Locate and copy each line in the data that contains the word "arrow".

Collected data
* Begin *
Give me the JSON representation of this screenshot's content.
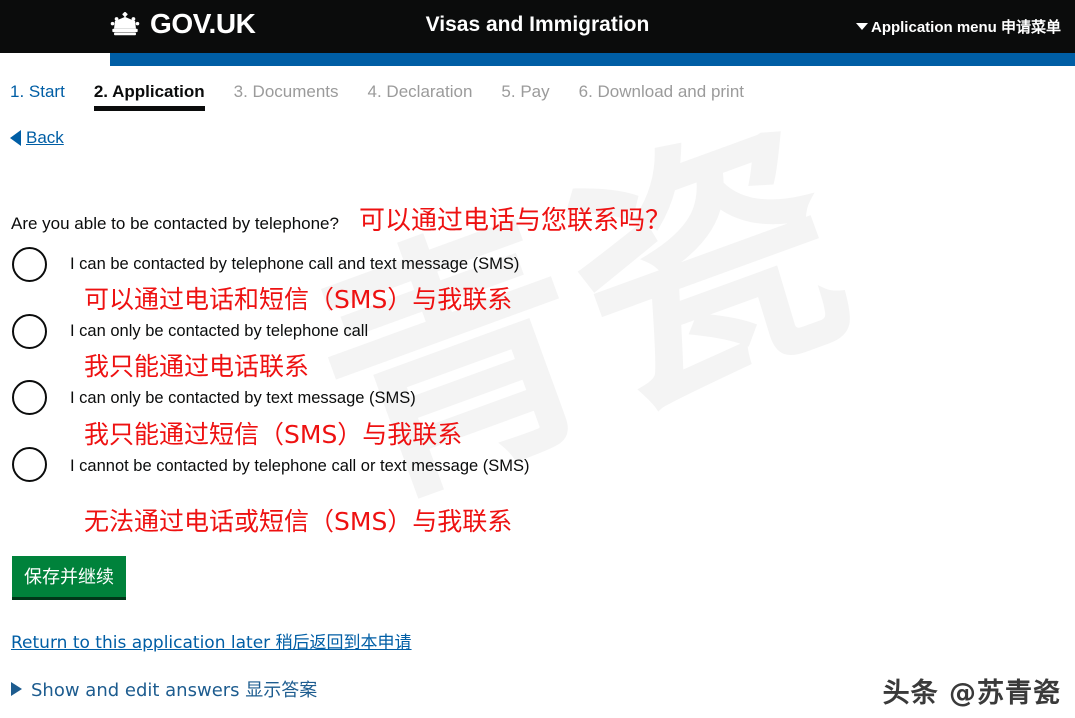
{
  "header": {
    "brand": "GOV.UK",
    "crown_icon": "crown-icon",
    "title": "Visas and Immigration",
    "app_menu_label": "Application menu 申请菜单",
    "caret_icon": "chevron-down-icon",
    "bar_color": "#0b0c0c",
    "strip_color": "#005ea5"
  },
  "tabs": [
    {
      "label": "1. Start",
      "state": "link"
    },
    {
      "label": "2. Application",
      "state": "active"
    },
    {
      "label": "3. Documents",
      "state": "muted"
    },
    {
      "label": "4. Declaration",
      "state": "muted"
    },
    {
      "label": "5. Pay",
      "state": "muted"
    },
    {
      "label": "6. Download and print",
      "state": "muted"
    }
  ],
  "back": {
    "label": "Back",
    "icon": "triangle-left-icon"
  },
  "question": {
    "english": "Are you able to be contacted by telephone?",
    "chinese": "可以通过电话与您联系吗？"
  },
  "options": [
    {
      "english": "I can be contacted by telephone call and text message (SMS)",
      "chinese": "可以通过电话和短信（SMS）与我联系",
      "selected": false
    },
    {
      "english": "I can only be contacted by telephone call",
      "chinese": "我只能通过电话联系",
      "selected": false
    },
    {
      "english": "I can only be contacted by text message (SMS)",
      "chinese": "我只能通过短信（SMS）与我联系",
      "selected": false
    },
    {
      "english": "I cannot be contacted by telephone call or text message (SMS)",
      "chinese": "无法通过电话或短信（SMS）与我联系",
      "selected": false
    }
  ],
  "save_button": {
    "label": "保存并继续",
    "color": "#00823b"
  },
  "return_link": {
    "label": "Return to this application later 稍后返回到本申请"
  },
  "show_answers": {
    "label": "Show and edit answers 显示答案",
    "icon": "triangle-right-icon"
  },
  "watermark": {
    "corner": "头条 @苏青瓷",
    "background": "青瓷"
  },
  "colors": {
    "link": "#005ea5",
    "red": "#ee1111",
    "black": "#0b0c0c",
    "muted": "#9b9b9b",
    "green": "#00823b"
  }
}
* End *
* Begin *
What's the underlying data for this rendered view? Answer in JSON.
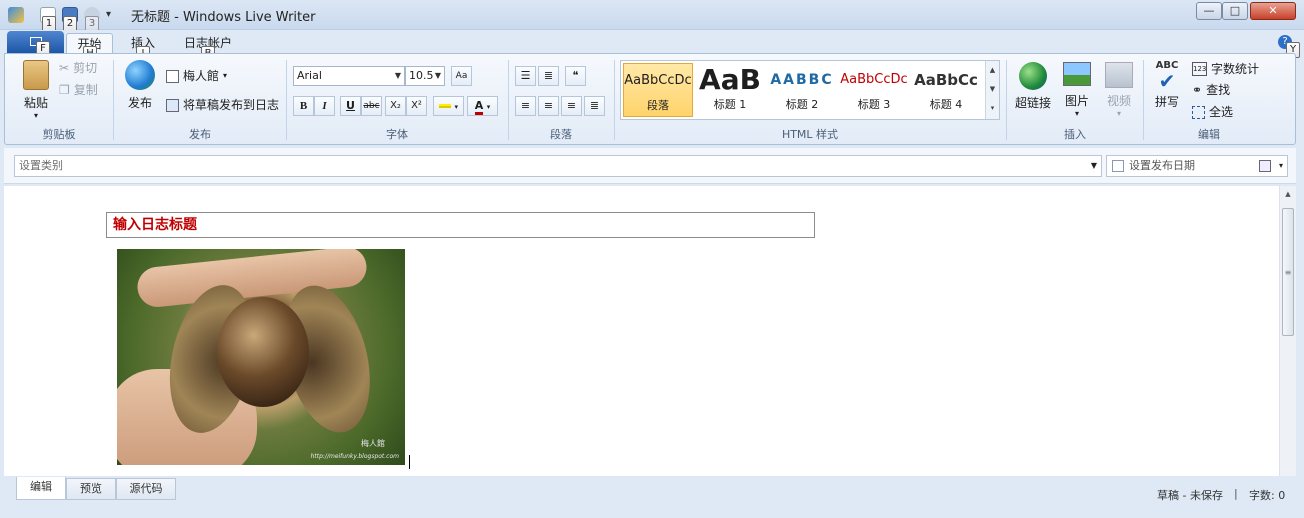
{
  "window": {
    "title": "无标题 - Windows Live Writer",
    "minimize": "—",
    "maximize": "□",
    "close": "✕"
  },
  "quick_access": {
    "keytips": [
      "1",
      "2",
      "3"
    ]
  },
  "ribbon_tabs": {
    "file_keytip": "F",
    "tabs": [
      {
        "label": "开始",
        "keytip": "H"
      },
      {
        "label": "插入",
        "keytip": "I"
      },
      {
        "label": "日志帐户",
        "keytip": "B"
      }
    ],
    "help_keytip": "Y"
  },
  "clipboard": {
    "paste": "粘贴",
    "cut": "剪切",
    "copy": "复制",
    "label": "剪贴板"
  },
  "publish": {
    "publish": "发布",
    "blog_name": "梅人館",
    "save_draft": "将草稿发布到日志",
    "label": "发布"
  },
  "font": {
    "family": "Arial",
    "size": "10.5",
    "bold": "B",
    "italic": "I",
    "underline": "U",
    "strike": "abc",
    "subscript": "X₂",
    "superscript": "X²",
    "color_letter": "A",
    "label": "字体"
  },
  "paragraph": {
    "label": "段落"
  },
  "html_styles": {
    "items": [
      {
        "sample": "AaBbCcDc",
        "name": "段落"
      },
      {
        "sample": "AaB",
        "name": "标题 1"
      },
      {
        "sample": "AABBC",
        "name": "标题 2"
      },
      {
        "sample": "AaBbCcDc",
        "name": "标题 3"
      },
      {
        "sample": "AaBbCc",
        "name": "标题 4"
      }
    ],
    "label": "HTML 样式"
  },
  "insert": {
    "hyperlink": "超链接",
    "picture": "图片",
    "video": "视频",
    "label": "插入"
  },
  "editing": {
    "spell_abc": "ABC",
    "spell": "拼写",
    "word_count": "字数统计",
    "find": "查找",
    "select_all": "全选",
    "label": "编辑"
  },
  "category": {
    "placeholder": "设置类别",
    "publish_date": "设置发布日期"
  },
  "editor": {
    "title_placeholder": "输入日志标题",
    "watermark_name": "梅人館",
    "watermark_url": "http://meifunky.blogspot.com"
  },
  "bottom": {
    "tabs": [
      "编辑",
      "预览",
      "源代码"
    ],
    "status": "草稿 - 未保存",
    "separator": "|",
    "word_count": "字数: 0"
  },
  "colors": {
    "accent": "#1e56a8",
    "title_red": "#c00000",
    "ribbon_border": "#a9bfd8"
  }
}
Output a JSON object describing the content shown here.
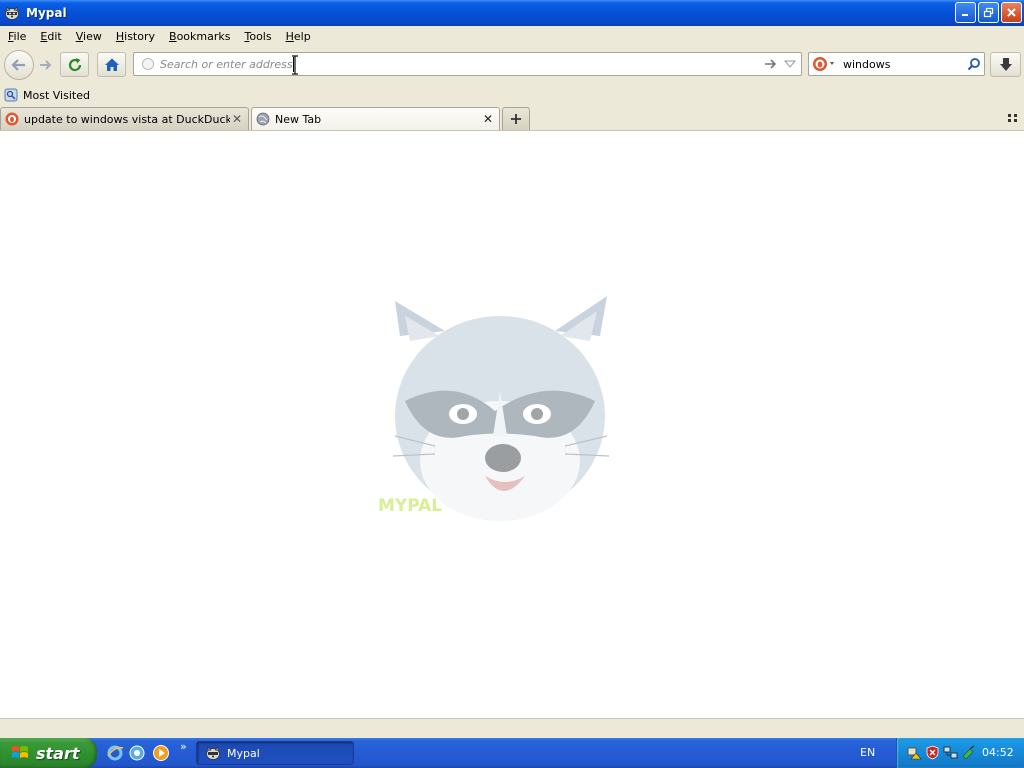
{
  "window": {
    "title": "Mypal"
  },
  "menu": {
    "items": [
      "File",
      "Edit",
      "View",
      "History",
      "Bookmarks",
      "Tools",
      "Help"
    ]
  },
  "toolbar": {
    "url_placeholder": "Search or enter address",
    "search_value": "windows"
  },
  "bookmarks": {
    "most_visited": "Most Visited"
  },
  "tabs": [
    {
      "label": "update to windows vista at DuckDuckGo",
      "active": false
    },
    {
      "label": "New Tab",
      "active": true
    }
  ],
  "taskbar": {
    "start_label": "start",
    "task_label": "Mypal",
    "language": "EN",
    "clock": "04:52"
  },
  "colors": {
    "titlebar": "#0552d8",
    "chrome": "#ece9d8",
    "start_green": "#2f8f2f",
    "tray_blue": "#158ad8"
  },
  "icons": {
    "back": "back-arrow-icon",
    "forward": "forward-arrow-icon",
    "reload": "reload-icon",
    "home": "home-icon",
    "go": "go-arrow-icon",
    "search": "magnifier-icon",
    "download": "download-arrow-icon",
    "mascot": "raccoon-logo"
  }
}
* End *
* [Worked solution]:
    "back": "back-arrow-icon",
    "forward": "forward-arrow-icon",
    "go": "go-arrow-icon",
    "download": "download-arrow-icon",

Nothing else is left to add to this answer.